### WHAT TO DO
Could you copy every line from the material below in which "model" appears?

====

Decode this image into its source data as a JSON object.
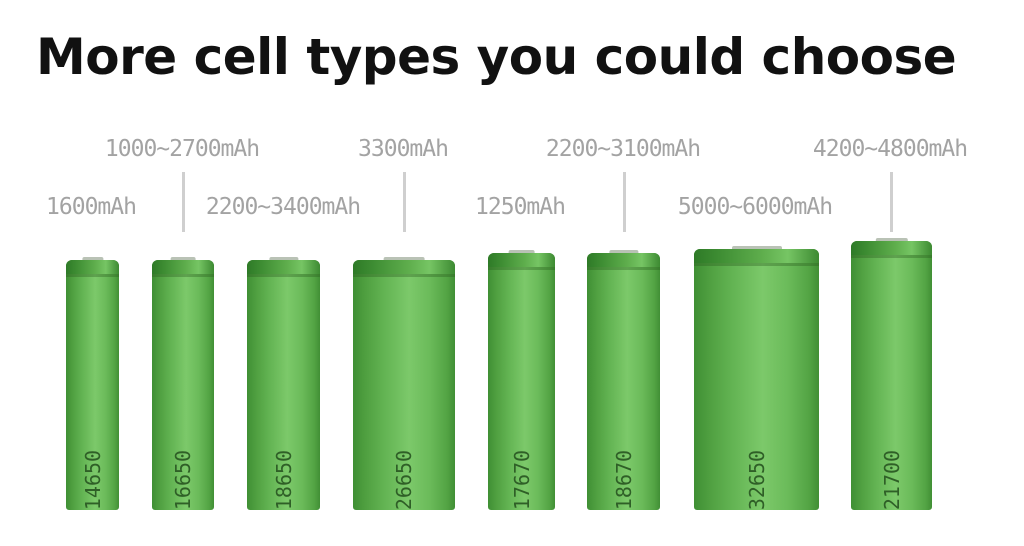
{
  "title": "More cell types you could choose",
  "cells": [
    {
      "model": "14650",
      "capacity": "1600mAh"
    },
    {
      "model": "16650",
      "capacity": "1000~2700mAh"
    },
    {
      "model": "18650",
      "capacity": "2200~3400mAh"
    },
    {
      "model": "26650",
      "capacity": "3300mAh"
    },
    {
      "model": "17670",
      "capacity": "1250mAh"
    },
    {
      "model": "18670",
      "capacity": "2200~3100mAh"
    },
    {
      "model": "32650",
      "capacity": "5000~6000mAh"
    },
    {
      "model": "21700",
      "capacity": "4200~4800mAh"
    }
  ],
  "colors": {
    "cell_green": "#62b352",
    "label_gray": "#a3a3a3"
  }
}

====

### WRITTEN RESPONSE
      "model": "14650",
      "model": "16650",
      "model": "18650",
      "model": "26650",
      "model": "17670",
      "model": "18670",
      "model": "32650",
      "model": "21700",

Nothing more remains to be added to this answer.